RECORDS TO PROCESS
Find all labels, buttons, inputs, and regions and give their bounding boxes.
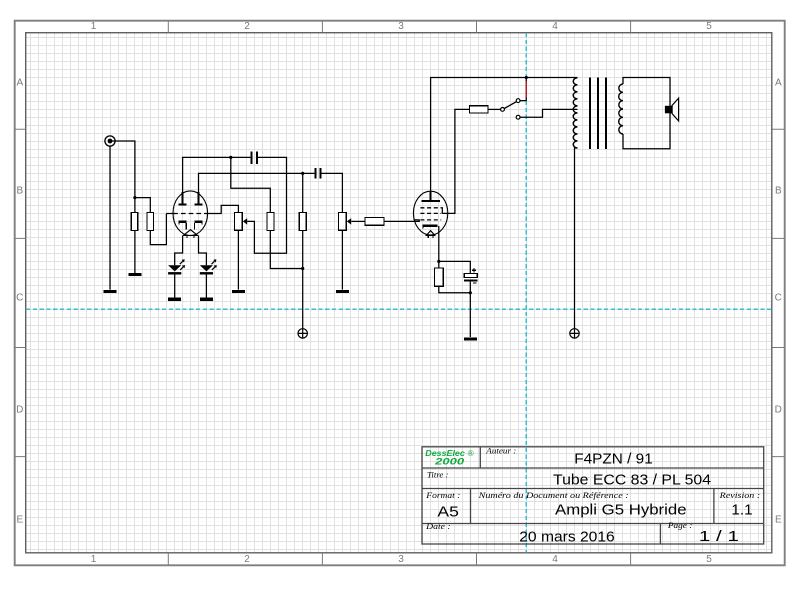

---

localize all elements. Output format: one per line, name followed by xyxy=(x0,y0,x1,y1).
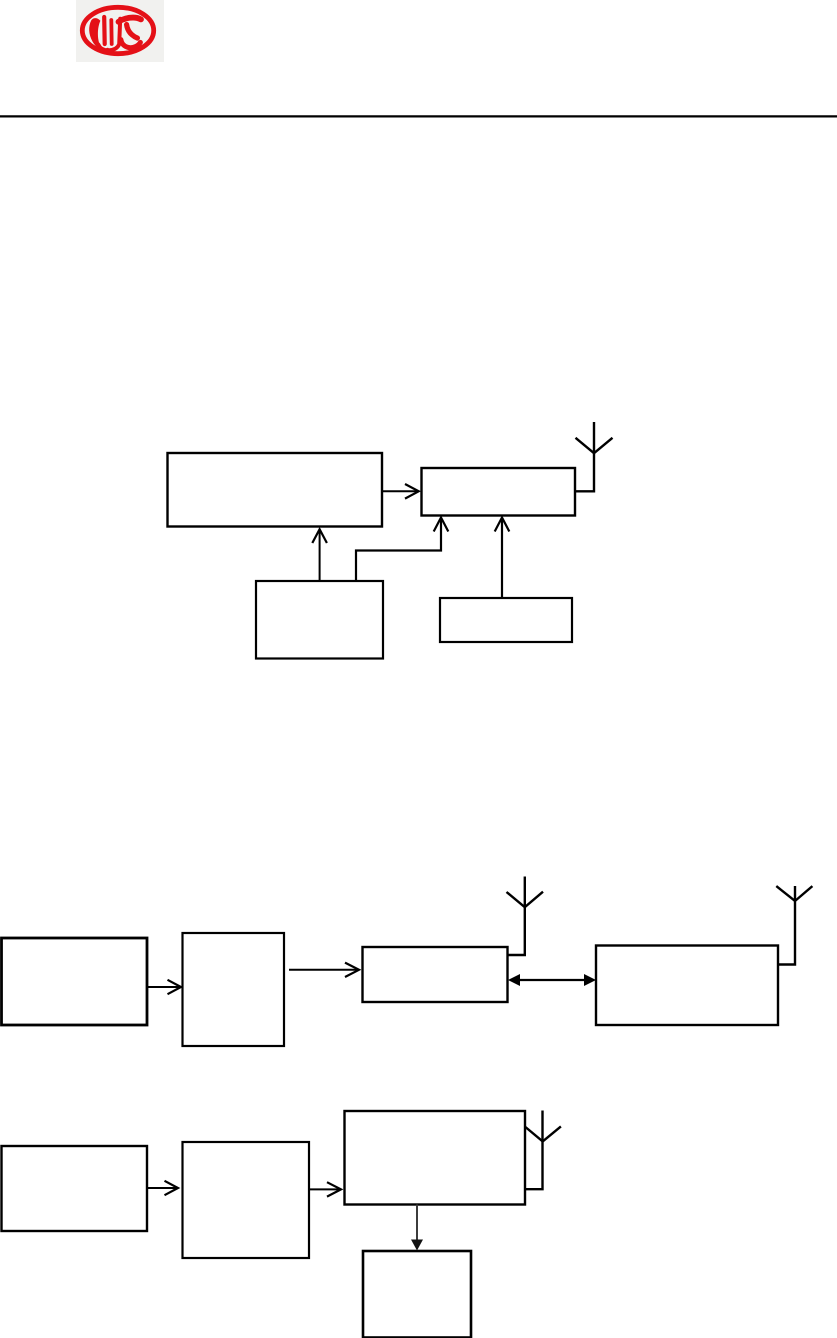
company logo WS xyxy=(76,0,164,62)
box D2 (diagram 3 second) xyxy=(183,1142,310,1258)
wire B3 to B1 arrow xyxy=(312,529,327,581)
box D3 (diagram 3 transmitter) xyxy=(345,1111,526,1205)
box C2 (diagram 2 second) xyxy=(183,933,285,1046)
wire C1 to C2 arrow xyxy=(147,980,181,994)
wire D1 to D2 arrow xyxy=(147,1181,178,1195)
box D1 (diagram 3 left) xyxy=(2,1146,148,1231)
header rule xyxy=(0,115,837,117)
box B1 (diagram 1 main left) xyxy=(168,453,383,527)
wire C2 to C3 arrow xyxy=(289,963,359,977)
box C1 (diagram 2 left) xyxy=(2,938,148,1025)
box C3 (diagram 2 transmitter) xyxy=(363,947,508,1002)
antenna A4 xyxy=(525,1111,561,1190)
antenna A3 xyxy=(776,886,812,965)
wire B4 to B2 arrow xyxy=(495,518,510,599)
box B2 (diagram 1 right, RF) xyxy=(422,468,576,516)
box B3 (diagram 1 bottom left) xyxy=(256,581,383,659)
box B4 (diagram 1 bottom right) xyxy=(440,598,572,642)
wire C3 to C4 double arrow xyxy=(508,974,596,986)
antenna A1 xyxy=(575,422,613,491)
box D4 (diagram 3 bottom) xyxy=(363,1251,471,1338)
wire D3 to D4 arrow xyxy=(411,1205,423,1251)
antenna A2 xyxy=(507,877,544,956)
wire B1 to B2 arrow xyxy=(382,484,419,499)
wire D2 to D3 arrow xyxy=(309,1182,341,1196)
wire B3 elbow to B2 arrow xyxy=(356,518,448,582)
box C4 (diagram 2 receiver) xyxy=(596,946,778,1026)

WHAT IS REQUIRED
Convert the material into a numbered list, starting at the line containing "localize all elements." and ending at the line containing "box C4 (diagram". Leave out blank lines and pictures.

SOLUTION
1. localize all elements. Output format: one per line, name followed by xyxy=(x0,y0,x1,y1).
2. company logo WS xyxy=(76,0,164,62)
3. box D2 (diagram 3 second) xyxy=(183,1142,310,1258)
4. wire B3 to B1 arrow xyxy=(312,529,327,581)
5. box D3 (diagram 3 transmitter) xyxy=(345,1111,526,1205)
6. box C2 (diagram 2 second) xyxy=(183,933,285,1046)
7. wire C1 to C2 arrow xyxy=(147,980,181,994)
8. wire D1 to D2 arrow xyxy=(147,1181,178,1195)
9. box D1 (diagram 3 left) xyxy=(2,1146,148,1231)
10. header rule xyxy=(0,115,837,117)
11. box B1 (diagram 1 main left) xyxy=(168,453,383,527)
12. wire C2 to C3 arrow xyxy=(289,963,359,977)
13. box C1 (diagram 2 left) xyxy=(2,938,148,1025)
14. box C3 (diagram 2 transmitter) xyxy=(363,947,508,1002)
15. antenna A4 xyxy=(525,1111,561,1190)
16. antenna A3 xyxy=(776,886,812,965)
17. wire B4 to B2 arrow xyxy=(495,518,510,599)
18. box B2 (diagram 1 right, RF) xyxy=(422,468,576,516)
19. box B3 (diagram 1 bottom left) xyxy=(256,581,383,659)
20. box B4 (diagram 1 bottom right) xyxy=(440,598,572,642)
21. wire C3 to C4 double arrow xyxy=(508,974,596,986)
22. antenna A1 xyxy=(575,422,613,491)
23. box D4 (diagram 3 bottom) xyxy=(363,1251,471,1338)
24. wire D3 to D4 arrow xyxy=(411,1205,423,1251)
25. antenna A2 xyxy=(507,877,544,956)
26. wire B1 to B2 arrow xyxy=(382,484,419,499)
27. wire D2 to D3 arrow xyxy=(309,1182,341,1196)
28. wire B3 elbow to B2 arrow xyxy=(356,518,448,582)
29. box C4 (diagram 2 receiver) xyxy=(596,946,778,1026)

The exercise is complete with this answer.